## Start Task data

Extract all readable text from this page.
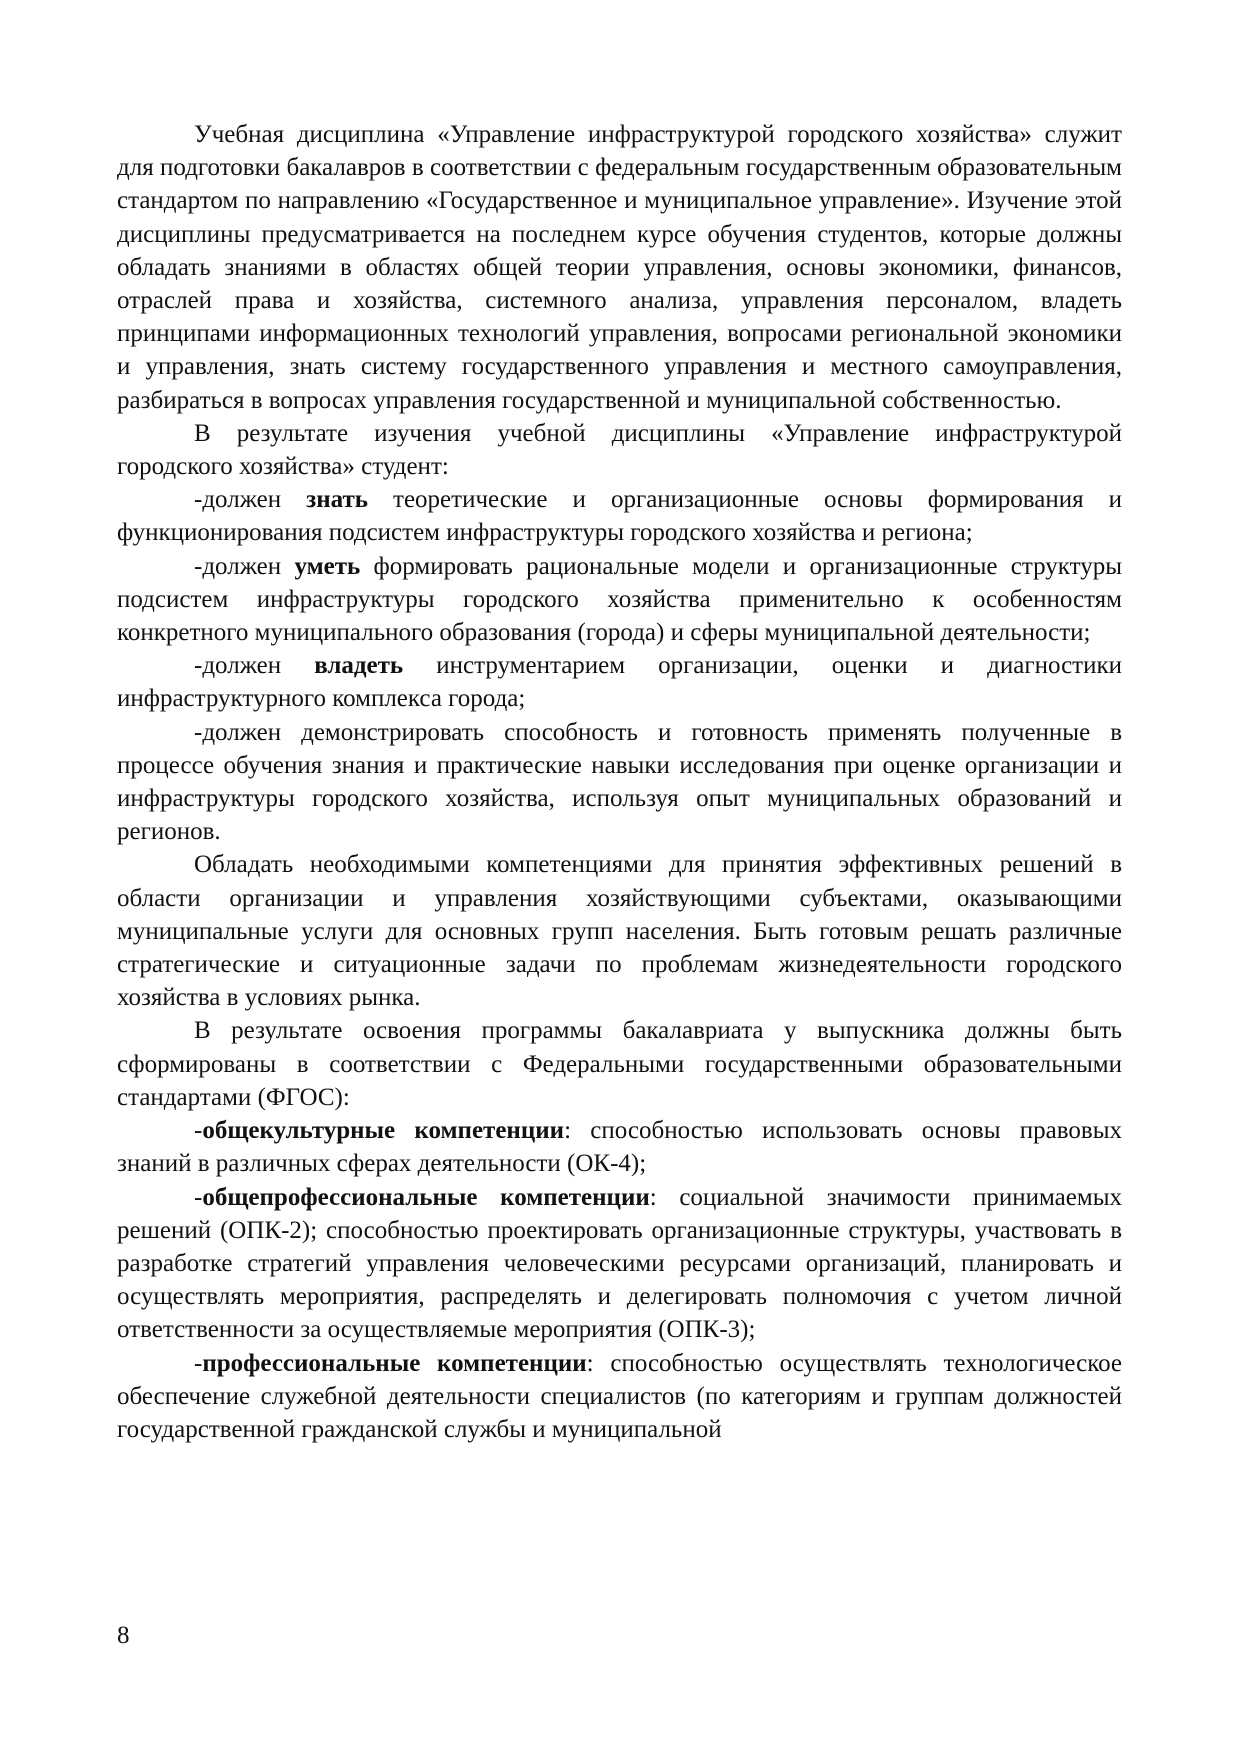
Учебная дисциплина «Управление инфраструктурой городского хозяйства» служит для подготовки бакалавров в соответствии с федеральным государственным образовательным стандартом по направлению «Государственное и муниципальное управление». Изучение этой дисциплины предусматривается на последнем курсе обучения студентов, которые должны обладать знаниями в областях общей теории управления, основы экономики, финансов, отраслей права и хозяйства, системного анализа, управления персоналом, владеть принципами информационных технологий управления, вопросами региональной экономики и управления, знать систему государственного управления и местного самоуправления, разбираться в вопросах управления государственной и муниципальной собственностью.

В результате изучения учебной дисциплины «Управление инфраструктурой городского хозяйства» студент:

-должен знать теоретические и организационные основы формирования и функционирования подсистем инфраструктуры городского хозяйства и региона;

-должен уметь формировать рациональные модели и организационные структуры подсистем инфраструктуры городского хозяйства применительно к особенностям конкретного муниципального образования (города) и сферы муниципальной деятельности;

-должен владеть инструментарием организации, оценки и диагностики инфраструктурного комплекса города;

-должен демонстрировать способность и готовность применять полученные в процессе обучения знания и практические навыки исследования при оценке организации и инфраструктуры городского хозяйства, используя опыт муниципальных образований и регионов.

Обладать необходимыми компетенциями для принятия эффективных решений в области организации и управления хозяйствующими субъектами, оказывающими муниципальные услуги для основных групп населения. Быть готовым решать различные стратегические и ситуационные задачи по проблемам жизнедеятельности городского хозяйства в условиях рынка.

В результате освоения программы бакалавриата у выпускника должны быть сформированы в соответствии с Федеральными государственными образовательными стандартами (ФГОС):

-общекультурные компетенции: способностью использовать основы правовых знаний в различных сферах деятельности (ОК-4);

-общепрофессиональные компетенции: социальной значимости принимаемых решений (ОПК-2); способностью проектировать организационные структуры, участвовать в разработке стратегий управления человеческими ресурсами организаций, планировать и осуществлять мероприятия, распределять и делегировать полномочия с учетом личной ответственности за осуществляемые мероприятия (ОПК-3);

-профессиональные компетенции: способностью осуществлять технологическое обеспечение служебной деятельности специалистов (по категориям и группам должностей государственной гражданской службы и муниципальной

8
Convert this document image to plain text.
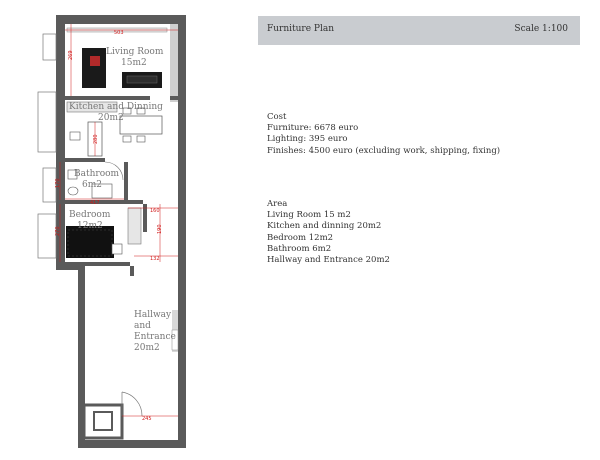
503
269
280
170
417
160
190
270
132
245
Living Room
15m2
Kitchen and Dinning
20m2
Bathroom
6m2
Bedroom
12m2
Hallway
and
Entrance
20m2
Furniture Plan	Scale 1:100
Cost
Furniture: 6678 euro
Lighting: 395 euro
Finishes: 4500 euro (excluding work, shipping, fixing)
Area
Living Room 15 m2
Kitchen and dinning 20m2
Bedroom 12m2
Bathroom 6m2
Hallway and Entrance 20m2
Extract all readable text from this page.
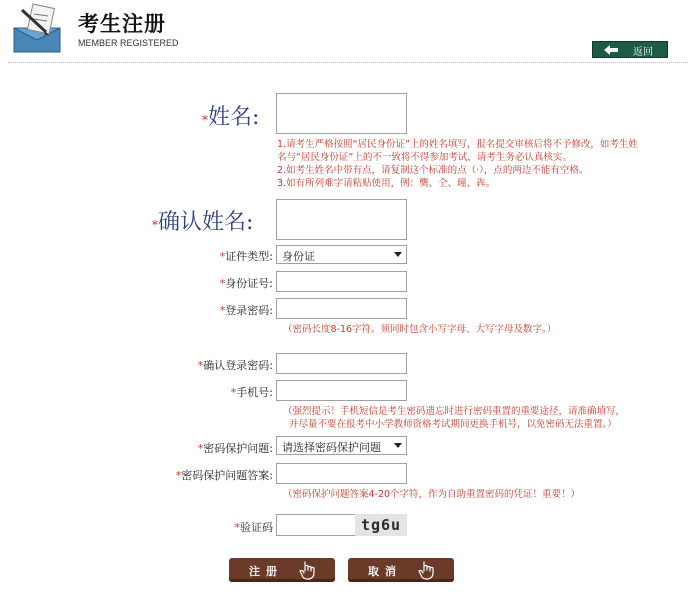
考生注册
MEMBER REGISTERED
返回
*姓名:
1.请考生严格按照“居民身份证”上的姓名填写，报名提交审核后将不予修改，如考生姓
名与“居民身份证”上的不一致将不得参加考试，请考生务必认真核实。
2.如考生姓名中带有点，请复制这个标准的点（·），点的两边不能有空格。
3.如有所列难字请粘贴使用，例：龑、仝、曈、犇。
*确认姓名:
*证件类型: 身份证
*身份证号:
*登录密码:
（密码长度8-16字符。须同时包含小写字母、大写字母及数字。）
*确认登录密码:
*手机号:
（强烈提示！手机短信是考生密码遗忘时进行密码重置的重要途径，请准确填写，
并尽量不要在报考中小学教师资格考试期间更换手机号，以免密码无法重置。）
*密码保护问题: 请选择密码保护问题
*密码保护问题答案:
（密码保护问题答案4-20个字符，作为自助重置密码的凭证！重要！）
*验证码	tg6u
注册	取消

## End Task data

● **Goal**:
Repeat the material above verbatim, with no pictures in the output.

● **Result of this task**:
Extract all readable text from this page.
Учебная дисциплина «Управление инфраструктурой городского хозяйства» служит для подготовки бакалавров в соответствии с федеральным государственным образовательным стандартом по направлению «Государственное и муниципальное управление». Изучение этой дисциплины предусматривается на последнем курсе обучения студентов, которые должны обладать знаниями в областях общей теории управления, основы экономики, финансов, отраслей права и хозяйства, системного анализа, управления персоналом, владеть принципами информационных технологий управления, вопросами региональной экономики и управления, знать систему государственного управления и местного самоуправления, разбираться в вопросах управления государственной и муниципальной собственностью.

В результате изучения учебной дисциплины «Управление инфраструктурой городского хозяйства» студент:

-должен знать теоретические и организационные основы формирования и функционирования подсистем инфраструктуры городского хозяйства и региона;

-должен уметь формировать рациональные модели и организационные структуры подсистем инфраструктуры городского хозяйства применительно к особенностям конкретного муниципального образования (города) и сферы муниципальной деятельности;

-должен владеть инструментарием организации, оценки и диагностики инфраструктурного комплекса города;

-должен демонстрировать способность и готовность применять полученные в процессе обучения знания и практические навыки исследования при оценке организации и инфраструктуры городского хозяйства, используя опыт муниципальных образований и регионов.

Обладать необходимыми компетенциями для принятия эффективных решений в области организации и управления хозяйствующими субъектами, оказывающими муниципальные услуги для основных групп населения. Быть готовым решать различные стратегические и ситуационные задачи по проблемам жизнедеятельности городского хозяйства в условиях рынка.

В результате освоения программы бакалавриата у выпускника должны быть сформированы в соответствии с Федеральными государственными образовательными стандартами (ФГОС):

-общекультурные компетенции: способностью использовать основы правовых знаний в различных сферах деятельности (ОК-4);

-общепрофессиональные компетенции: социальной значимости принимаемых решений (ОПК-2); способностью проектировать организационные структуры, участвовать в разработке стратегий управления человеческими ресурсами организаций, планировать и осуществлять мероприятия, распределять и делегировать полномочия с учетом личной ответственности за осуществляемые мероприятия (ОПК-3);

-профессиональные компетенции: способностью осуществлять технологическое обеспечение служебной деятельности специалистов (по категориям и группам должностей государственной гражданской службы и муниципальной

8
Convert this document image to plain text.
503
269
280
170
417
160
190
270
132
245
Living Room
15m2
Kitchen and Dinning
20m2
Bathroom
6m2
Bedroom
12m2
Hallway
and
Entrance
20m2
Furniture Plan	Scale 1:100
Cost
Furniture: 6678 euro
Lighting: 395 euro
Finishes: 4500 euro (excluding work, shipping, fixing)
Area
Living Room 15 m2
Kitchen and dinning 20m2
Bedroom 12m2
Bathroom 6m2
Hallway and Entrance 20m2
Extract all readable text from this page.
考生注册
MEMBER REGISTERED
返回
*姓名:
1.请考生严格按照“居民身份证”上的姓名填写，报名提交审核后将不予修改，如考生姓
名与“居民身份证”上的不一致将不得参加考试，请考生务必认真核实。
2.如考生姓名中带有点，请复制这个标准的点（·），点的两边不能有空格。
3.如有所列难字请粘贴使用，例：龑、仝、曈、犇。
*确认姓名:
*证件类型: 身份证
*身份证号:
*登录密码:
（密码长度8-16字符。须同时包含小写字母、大写字母及数字。）
*确认登录密码:
*手机号:
（强烈提示！手机短信是考生密码遗忘时进行密码重置的重要途径，请准确填写，
并尽量不要在报考中小学教师资格考试期间更换手机号，以免密码无法重置。）
*密码保护问题: 请选择密码保护问题
*密码保护问题答案:
（密码保护问题答案4-20个字符，作为自助重置密码的凭证！重要！）
*验证码	tg6u
注册	取消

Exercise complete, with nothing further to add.